Look through the data below and count each line where the word "Chengdu" appears. Reply with the count alone.

[Recorded data]:

::::

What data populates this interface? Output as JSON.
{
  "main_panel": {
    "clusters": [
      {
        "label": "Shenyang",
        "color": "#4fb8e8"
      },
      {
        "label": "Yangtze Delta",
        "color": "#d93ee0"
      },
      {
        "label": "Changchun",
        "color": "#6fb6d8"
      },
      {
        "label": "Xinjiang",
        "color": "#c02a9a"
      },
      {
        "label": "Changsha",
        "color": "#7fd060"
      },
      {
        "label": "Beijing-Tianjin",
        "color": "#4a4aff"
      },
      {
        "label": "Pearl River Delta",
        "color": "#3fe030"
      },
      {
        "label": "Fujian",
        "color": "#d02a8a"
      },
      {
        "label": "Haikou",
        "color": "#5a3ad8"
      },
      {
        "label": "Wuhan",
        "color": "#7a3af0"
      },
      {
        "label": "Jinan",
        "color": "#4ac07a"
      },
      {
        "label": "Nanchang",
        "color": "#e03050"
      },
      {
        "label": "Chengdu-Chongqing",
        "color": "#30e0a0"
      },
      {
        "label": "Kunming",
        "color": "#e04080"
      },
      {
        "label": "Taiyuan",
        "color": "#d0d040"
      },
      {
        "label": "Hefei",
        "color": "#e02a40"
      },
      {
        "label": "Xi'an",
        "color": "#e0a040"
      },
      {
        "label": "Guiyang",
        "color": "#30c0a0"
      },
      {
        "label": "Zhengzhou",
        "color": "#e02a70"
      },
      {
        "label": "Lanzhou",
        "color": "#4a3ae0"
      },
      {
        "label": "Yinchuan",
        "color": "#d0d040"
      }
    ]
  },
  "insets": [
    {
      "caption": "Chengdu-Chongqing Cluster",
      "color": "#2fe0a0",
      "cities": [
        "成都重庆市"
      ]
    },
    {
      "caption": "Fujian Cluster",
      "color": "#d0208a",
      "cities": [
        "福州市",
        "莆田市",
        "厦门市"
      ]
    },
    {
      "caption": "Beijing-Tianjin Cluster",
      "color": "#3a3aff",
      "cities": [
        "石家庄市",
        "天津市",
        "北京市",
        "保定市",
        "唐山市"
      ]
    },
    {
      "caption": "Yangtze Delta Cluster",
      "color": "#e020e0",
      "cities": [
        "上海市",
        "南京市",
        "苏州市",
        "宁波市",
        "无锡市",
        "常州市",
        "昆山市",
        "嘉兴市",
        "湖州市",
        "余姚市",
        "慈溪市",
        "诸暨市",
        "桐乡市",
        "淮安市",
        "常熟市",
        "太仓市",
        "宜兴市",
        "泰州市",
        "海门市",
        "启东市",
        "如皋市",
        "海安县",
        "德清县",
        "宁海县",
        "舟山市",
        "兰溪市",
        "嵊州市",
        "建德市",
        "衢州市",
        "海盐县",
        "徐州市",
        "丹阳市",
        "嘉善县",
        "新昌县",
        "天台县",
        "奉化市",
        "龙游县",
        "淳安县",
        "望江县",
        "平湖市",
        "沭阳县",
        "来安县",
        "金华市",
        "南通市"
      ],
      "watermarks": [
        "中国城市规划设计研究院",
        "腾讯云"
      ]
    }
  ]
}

::::

[Exercise solution]:
2